* Begin Information provided *
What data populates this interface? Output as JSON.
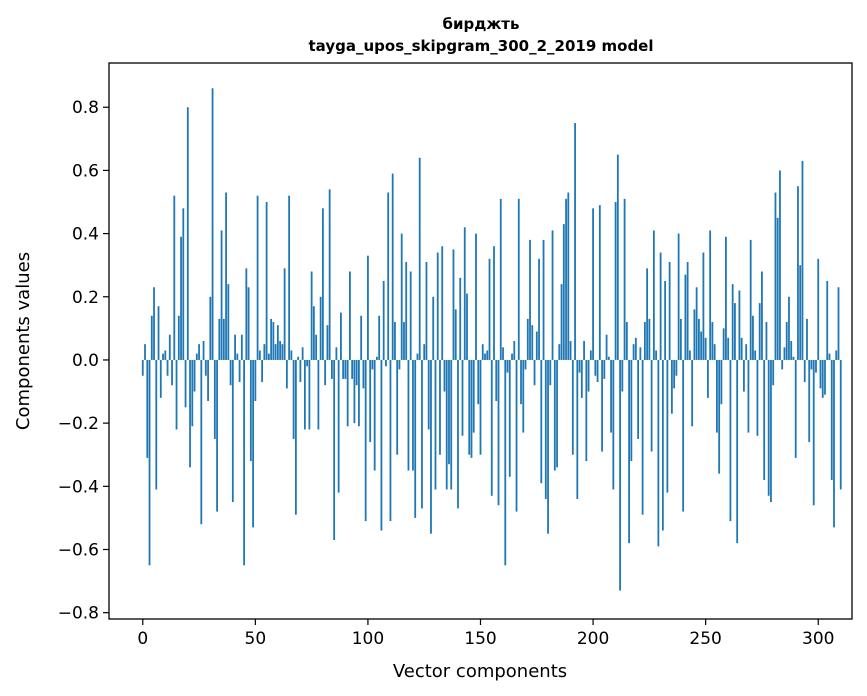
{
  "chart_data": {
    "type": "bar",
    "title": "бирджть",
    "subtitle": "tayga_upos_skipgram_300_2_2019 model",
    "xlabel": "Vector components",
    "ylabel": "Components values",
    "xlim": [
      -15,
      315
    ],
    "ylim": [
      -0.82,
      0.94
    ],
    "x_ticks": [
      0,
      50,
      100,
      150,
      200,
      250,
      300
    ],
    "y_ticks": [
      -0.8,
      -0.6,
      -0.4,
      -0.2,
      0.0,
      0.2,
      0.4,
      0.6,
      0.8
    ],
    "x_tick_labels": [
      "0",
      "50",
      "100",
      "150",
      "200",
      "250",
      "300"
    ],
    "y_tick_labels": [
      "−0.8",
      "−0.6",
      "−0.4",
      "−0.2",
      "0.0",
      "0.2",
      "0.4",
      "0.6",
      "0.8"
    ],
    "bar_color": "#1f77b4",
    "grid": false,
    "values": [
      -0.05,
      0.05,
      -0.31,
      -0.65,
      0.14,
      0.23,
      -0.41,
      0.17,
      -0.12,
      0.02,
      0.03,
      -0.05,
      0.08,
      -0.08,
      0.52,
      -0.22,
      0.14,
      0.39,
      0.48,
      -0.15,
      0.8,
      -0.34,
      -0.21,
      -0.1,
      0.02,
      0.05,
      -0.52,
      0.06,
      -0.05,
      -0.13,
      0.2,
      0.86,
      -0.25,
      -0.48,
      0.13,
      0.41,
      0.13,
      0.53,
      0.24,
      -0.08,
      -0.45,
      0.08,
      0.02,
      -0.07,
      0.08,
      -0.65,
      0.29,
      0.23,
      -0.32,
      -0.53,
      -0.13,
      0.52,
      0.03,
      -0.07,
      0.05,
      0.5,
      0.02,
      0.13,
      0.12,
      0.05,
      0.11,
      0.06,
      0.05,
      0.29,
      -0.09,
      0.52,
      0.03,
      -0.25,
      -0.49,
      0.01,
      -0.07,
      0.04,
      -0.22,
      -0.02,
      -0.22,
      0.28,
      0.17,
      0.08,
      -0.22,
      0.2,
      0.48,
      -0.08,
      0.11,
      0.54,
      -0.06,
      -0.57,
      0.04,
      -0.42,
      0.15,
      -0.06,
      -0.06,
      -0.21,
      0.28,
      -0.06,
      -0.2,
      -0.08,
      -0.21,
      0.14,
      -0.09,
      -0.51,
      0.33,
      -0.26,
      -0.03,
      -0.35,
      0.01,
      0.14,
      -0.54,
      0.25,
      -0.02,
      0.53,
      -0.51,
      0.59,
      0.12,
      -0.3,
      -0.03,
      0.4,
      0.12,
      0.31,
      -0.35,
      0.28,
      -0.35,
      -0.5,
      0.02,
      0.64,
      -0.47,
      0.05,
      0.31,
      -0.22,
      -0.55,
      0.2,
      -0.41,
      0.34,
      -0.3,
      0.36,
      -0.1,
      -0.41,
      -0.33,
      -0.41,
      0.35,
      0.16,
      -0.47,
      0.26,
      -0.24,
      0.42,
      0.21,
      -0.3,
      -0.31,
      -0.23,
      0.4,
      -0.14,
      -0.3,
      0.05,
      0.02,
      0.03,
      0.32,
      -0.43,
      0.36,
      -0.13,
      -0.46,
      0.51,
      0.04,
      -0.65,
      -0.04,
      -0.37,
      0.02,
      0.06,
      -0.48,
      0.51,
      -0.14,
      -0.23,
      -0.03,
      0.13,
      0.38,
      0.11,
      -0.08,
      0.09,
      0.32,
      -0.39,
      0.38,
      -0.44,
      -0.55,
      -0.08,
      0.41,
      -0.35,
      -0.34,
      0.05,
      0.24,
      0.43,
      0.51,
      0.53,
      0.06,
      -0.3,
      0.75,
      -0.44,
      -0.04,
      -0.12,
      0.06,
      -0.32,
      -0.1,
      0.03,
      0.48,
      -0.05,
      -0.07,
      0.49,
      -0.29,
      -0.06,
      0.08,
      0.01,
      -0.23,
      -0.41,
      0.5,
      0.65,
      -0.73,
      -0.1,
      0.51,
      0.12,
      -0.58,
      -0.32,
      0.05,
      0.07,
      -0.25,
      0.04,
      -0.49,
      0.12,
      0.29,
      0.13,
      -0.29,
      0.41,
      0.03,
      -0.59,
      0.34,
      -0.54,
      0.25,
      -0.42,
      0.31,
      -0.17,
      -0.09,
      -0.05,
      0.4,
      0.13,
      -0.48,
      0.27,
      0.31,
      0.03,
      -0.21,
      0.16,
      0.23,
      0.13,
      0.09,
      0.34,
      0.07,
      -0.12,
      0.41,
      0.12,
      0.05,
      -0.23,
      -0.36,
      -0.14,
      0.1,
      0.39,
      0.07,
      -0.51,
      0.24,
      0.18,
      -0.58,
      0.22,
      0.07,
      -0.1,
      0.05,
      -0.23,
      0.38,
      0.14,
      0.03,
      -0.24,
      0.18,
      0.28,
      -0.38,
      0.12,
      -0.43,
      -0.45,
      -0.08,
      0.53,
      0.45,
      0.6,
      -0.03,
      0.04,
      0.12,
      0.2,
      0.06,
      0.01,
      -0.31,
      0.55,
      0.3,
      0.63,
      -0.07,
      0.13,
      -0.26,
      -0.03,
      -0.46,
      -0.04,
      0.32,
      -0.09,
      -0.12,
      -0.11,
      0.25,
      0.02,
      -0.38,
      -0.53,
      0.03,
      0.23,
      -0.41
    ]
  }
}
* End Information provided *
Retype the whole listing, keeping every line identical and omitting all pictures.

» **Problem solution**
What data populates this interface? Output as JSON.
{
  "chart_data": {
    "type": "bar",
    "title": "бирджть",
    "subtitle": "tayga_upos_skipgram_300_2_2019 model",
    "xlabel": "Vector components",
    "ylabel": "Components values",
    "xlim": [
      -15,
      315
    ],
    "ylim": [
      -0.82,
      0.94
    ],
    "x_ticks": [
      0,
      50,
      100,
      150,
      200,
      250,
      300
    ],
    "y_ticks": [
      -0.8,
      -0.6,
      -0.4,
      -0.2,
      0.0,
      0.2,
      0.4,
      0.6,
      0.8
    ],
    "x_tick_labels": [
      "0",
      "50",
      "100",
      "150",
      "200",
      "250",
      "300"
    ],
    "y_tick_labels": [
      "−0.8",
      "−0.6",
      "−0.4",
      "−0.2",
      "0.0",
      "0.2",
      "0.4",
      "0.6",
      "0.8"
    ],
    "bar_color": "#1f77b4",
    "grid": false,
    "values": [
      -0.05,
      0.05,
      -0.31,
      -0.65,
      0.14,
      0.23,
      -0.41,
      0.17,
      -0.12,
      0.02,
      0.03,
      -0.05,
      0.08,
      -0.08,
      0.52,
      -0.22,
      0.14,
      0.39,
      0.48,
      -0.15,
      0.8,
      -0.34,
      -0.21,
      -0.1,
      0.02,
      0.05,
      -0.52,
      0.06,
      -0.05,
      -0.13,
      0.2,
      0.86,
      -0.25,
      -0.48,
      0.13,
      0.41,
      0.13,
      0.53,
      0.24,
      -0.08,
      -0.45,
      0.08,
      0.02,
      -0.07,
      0.08,
      -0.65,
      0.29,
      0.23,
      -0.32,
      -0.53,
      -0.13,
      0.52,
      0.03,
      -0.07,
      0.05,
      0.5,
      0.02,
      0.13,
      0.12,
      0.05,
      0.11,
      0.06,
      0.05,
      0.29,
      -0.09,
      0.52,
      0.03,
      -0.25,
      -0.49,
      0.01,
      -0.07,
      0.04,
      -0.22,
      -0.02,
      -0.22,
      0.28,
      0.17,
      0.08,
      -0.22,
      0.2,
      0.48,
      -0.08,
      0.11,
      0.54,
      -0.06,
      -0.57,
      0.04,
      -0.42,
      0.15,
      -0.06,
      -0.06,
      -0.21,
      0.28,
      -0.06,
      -0.2,
      -0.08,
      -0.21,
      0.14,
      -0.09,
      -0.51,
      0.33,
      -0.26,
      -0.03,
      -0.35,
      0.01,
      0.14,
      -0.54,
      0.25,
      -0.02,
      0.53,
      -0.51,
      0.59,
      0.12,
      -0.3,
      -0.03,
      0.4,
      0.12,
      0.31,
      -0.35,
      0.28,
      -0.35,
      -0.5,
      0.02,
      0.64,
      -0.47,
      0.05,
      0.31,
      -0.22,
      -0.55,
      0.2,
      -0.41,
      0.34,
      -0.3,
      0.36,
      -0.1,
      -0.41,
      -0.33,
      -0.41,
      0.35,
      0.16,
      -0.47,
      0.26,
      -0.24,
      0.42,
      0.21,
      -0.3,
      -0.31,
      -0.23,
      0.4,
      -0.14,
      -0.3,
      0.05,
      0.02,
      0.03,
      0.32,
      -0.43,
      0.36,
      -0.13,
      -0.46,
      0.51,
      0.04,
      -0.65,
      -0.04,
      -0.37,
      0.02,
      0.06,
      -0.48,
      0.51,
      -0.14,
      -0.23,
      -0.03,
      0.13,
      0.38,
      0.11,
      -0.08,
      0.09,
      0.32,
      -0.39,
      0.38,
      -0.44,
      -0.55,
      -0.08,
      0.41,
      -0.35,
      -0.34,
      0.05,
      0.24,
      0.43,
      0.51,
      0.53,
      0.06,
      -0.3,
      0.75,
      -0.44,
      -0.04,
      -0.12,
      0.06,
      -0.32,
      -0.1,
      0.03,
      0.48,
      -0.05,
      -0.07,
      0.49,
      -0.29,
      -0.06,
      0.08,
      0.01,
      -0.23,
      -0.41,
      0.5,
      0.65,
      -0.73,
      -0.1,
      0.51,
      0.12,
      -0.58,
      -0.32,
      0.05,
      0.07,
      -0.25,
      0.04,
      -0.49,
      0.12,
      0.29,
      0.13,
      -0.29,
      0.41,
      0.03,
      -0.59,
      0.34,
      -0.54,
      0.25,
      -0.42,
      0.31,
      -0.17,
      -0.09,
      -0.05,
      0.4,
      0.13,
      -0.48,
      0.27,
      0.31,
      0.03,
      -0.21,
      0.16,
      0.23,
      0.13,
      0.09,
      0.34,
      0.07,
      -0.12,
      0.41,
      0.12,
      0.05,
      -0.23,
      -0.36,
      -0.14,
      0.1,
      0.39,
      0.07,
      -0.51,
      0.24,
      0.18,
      -0.58,
      0.22,
      0.07,
      -0.1,
      0.05,
      -0.23,
      0.38,
      0.14,
      0.03,
      -0.24,
      0.18,
      0.28,
      -0.38,
      0.12,
      -0.43,
      -0.45,
      -0.08,
      0.53,
      0.45,
      0.6,
      -0.03,
      0.04,
      0.12,
      0.2,
      0.06,
      0.01,
      -0.31,
      0.55,
      0.3,
      0.63,
      -0.07,
      0.13,
      -0.26,
      -0.03,
      -0.46,
      -0.04,
      0.32,
      -0.09,
      -0.12,
      -0.11,
      0.25,
      0.02,
      -0.38,
      -0.53,
      0.03,
      0.23,
      -0.41
    ]
  }
}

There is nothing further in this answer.